───── Data supplied ─────

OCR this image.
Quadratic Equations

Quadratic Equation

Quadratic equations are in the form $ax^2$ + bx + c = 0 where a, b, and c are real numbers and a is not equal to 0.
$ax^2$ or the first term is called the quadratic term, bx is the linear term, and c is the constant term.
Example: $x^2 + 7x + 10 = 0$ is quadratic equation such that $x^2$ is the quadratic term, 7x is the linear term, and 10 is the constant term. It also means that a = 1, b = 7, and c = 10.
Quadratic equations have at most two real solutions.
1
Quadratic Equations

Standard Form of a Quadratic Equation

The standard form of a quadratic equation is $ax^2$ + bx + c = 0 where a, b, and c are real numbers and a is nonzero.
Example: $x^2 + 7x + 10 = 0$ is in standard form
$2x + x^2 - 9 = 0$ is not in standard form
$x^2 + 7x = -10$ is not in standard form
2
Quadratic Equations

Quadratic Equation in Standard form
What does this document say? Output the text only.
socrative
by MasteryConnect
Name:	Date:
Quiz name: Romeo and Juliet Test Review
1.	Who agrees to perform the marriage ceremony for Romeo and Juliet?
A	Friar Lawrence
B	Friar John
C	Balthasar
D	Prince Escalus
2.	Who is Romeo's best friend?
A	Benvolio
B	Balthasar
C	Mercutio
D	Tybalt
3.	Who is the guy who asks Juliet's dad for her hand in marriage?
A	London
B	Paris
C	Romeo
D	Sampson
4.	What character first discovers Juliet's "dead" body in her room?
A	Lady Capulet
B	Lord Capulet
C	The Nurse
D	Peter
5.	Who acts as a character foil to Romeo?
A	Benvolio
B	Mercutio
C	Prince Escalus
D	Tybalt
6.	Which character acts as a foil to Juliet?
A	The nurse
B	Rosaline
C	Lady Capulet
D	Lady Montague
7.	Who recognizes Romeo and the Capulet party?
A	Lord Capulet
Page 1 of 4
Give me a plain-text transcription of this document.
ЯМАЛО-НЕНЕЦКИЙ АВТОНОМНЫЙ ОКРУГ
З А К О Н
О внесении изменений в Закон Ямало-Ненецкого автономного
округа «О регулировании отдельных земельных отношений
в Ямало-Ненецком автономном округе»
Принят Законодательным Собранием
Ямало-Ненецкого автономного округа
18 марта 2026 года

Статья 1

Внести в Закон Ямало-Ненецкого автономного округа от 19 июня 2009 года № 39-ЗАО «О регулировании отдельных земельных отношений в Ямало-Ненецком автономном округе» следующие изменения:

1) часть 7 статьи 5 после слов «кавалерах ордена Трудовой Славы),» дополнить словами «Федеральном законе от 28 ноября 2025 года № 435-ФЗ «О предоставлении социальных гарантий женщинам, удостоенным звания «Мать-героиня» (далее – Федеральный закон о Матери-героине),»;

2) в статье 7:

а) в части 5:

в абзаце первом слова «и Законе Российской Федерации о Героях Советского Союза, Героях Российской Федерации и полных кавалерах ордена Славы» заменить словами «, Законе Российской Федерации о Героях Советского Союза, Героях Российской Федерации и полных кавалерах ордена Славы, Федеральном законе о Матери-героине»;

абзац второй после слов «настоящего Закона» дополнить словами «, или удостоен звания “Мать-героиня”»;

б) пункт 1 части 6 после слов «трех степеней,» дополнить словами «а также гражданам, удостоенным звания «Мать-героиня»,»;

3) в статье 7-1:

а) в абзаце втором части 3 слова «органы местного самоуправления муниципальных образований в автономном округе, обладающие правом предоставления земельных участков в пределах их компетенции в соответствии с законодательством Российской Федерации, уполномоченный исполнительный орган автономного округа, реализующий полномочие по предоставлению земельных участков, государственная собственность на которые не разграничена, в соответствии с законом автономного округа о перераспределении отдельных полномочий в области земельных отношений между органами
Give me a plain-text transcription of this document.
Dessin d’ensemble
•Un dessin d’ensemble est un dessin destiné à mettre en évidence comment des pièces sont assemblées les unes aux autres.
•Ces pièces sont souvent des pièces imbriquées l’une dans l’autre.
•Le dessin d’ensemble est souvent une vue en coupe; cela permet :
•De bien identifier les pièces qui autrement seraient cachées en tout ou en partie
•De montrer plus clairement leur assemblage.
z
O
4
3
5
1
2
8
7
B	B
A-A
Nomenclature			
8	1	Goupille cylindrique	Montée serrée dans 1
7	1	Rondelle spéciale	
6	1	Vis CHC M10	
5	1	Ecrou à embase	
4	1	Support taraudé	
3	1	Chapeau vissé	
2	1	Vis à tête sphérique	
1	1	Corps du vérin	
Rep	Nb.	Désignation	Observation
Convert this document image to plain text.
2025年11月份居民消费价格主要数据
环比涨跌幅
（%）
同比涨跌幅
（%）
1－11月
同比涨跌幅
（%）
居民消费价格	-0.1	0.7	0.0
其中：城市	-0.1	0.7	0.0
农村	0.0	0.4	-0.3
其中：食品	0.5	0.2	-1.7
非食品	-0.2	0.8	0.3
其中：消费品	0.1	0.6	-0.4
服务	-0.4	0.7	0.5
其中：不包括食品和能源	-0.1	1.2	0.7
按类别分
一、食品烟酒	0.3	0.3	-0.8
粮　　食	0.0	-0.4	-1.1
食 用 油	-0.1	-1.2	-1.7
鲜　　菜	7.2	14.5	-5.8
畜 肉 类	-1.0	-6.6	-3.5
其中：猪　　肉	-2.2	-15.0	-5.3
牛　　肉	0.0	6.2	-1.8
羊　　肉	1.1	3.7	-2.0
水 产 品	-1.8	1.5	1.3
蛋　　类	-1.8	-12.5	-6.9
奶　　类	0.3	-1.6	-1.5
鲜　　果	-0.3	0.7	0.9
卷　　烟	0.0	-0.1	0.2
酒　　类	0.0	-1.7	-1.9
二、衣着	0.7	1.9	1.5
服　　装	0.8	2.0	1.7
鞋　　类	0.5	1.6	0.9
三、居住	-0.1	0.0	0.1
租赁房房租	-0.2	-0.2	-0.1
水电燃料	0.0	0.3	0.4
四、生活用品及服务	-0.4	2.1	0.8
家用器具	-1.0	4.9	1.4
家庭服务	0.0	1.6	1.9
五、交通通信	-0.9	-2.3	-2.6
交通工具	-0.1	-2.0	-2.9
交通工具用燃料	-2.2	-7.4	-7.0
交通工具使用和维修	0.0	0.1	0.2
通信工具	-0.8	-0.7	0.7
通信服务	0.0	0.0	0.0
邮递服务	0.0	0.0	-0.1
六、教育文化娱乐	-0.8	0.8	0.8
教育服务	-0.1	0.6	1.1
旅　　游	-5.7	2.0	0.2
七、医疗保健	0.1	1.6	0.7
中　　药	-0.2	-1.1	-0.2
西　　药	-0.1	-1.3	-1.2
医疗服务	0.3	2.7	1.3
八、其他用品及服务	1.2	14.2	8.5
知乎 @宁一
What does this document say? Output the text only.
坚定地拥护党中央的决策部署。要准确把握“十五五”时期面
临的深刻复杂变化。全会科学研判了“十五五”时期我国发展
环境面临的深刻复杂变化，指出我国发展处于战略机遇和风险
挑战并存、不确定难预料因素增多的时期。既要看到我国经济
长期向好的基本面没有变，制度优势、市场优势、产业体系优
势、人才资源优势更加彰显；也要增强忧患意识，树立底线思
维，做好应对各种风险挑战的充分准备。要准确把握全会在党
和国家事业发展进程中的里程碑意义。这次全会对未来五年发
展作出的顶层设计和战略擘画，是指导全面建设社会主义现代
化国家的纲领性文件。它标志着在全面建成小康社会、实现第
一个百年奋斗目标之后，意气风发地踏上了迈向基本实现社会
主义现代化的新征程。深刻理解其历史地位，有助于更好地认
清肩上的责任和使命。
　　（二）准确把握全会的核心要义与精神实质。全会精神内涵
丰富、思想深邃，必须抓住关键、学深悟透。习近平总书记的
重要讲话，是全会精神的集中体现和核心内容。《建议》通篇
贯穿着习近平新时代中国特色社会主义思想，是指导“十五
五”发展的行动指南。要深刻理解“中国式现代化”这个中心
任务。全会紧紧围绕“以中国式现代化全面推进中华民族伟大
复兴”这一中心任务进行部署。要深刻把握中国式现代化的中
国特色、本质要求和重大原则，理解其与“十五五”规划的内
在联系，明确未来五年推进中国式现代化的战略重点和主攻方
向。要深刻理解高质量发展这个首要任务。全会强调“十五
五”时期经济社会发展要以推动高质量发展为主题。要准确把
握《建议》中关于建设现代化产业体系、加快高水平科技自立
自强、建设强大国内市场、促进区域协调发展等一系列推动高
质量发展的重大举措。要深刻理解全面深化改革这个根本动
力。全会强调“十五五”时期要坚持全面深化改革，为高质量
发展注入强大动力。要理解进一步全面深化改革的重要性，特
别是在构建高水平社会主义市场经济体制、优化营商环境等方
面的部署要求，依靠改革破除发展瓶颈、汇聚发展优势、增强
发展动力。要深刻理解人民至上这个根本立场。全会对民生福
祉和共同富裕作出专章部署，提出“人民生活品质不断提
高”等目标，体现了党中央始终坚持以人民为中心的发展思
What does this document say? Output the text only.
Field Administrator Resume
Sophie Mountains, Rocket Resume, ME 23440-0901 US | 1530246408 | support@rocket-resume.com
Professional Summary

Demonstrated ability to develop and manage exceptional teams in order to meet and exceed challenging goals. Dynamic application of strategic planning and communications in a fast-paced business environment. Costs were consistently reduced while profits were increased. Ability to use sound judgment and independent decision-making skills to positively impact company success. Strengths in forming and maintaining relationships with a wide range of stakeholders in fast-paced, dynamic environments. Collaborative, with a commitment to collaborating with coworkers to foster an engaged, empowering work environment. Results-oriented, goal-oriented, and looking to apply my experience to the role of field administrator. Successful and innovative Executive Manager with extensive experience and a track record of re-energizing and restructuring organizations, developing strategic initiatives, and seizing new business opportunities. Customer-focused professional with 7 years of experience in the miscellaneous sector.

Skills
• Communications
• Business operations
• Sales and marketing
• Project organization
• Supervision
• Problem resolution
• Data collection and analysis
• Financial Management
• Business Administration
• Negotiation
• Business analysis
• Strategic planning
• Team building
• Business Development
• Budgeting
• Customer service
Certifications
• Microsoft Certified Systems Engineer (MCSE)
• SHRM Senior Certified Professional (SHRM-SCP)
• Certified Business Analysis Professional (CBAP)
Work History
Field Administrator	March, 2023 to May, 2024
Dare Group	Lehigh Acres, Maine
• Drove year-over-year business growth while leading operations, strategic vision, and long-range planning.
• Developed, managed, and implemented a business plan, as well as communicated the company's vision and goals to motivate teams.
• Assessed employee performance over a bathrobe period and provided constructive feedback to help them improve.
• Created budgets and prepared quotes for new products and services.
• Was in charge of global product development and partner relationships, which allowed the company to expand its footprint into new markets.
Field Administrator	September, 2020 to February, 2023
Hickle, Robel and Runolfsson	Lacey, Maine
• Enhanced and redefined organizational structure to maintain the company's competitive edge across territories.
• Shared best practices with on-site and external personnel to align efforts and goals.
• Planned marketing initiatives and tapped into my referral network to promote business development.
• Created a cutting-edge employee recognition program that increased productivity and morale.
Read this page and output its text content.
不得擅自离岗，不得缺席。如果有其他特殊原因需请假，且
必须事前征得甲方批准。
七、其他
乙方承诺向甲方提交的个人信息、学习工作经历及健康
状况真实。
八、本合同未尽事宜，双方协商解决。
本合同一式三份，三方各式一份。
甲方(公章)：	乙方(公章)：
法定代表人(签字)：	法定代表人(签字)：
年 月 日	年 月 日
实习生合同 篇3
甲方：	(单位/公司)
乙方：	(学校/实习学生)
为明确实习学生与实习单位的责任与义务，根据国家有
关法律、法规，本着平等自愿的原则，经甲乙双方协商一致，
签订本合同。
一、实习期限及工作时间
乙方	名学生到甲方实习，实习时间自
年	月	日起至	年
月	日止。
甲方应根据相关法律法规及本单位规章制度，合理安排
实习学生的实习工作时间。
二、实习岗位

─────

(Required work):
Pull out every line in the material above where "best" occurs.

(The result):
2.	Who is Romeo's best friend?
• Shared best practices with on-site and external personnel to align efforts and goals.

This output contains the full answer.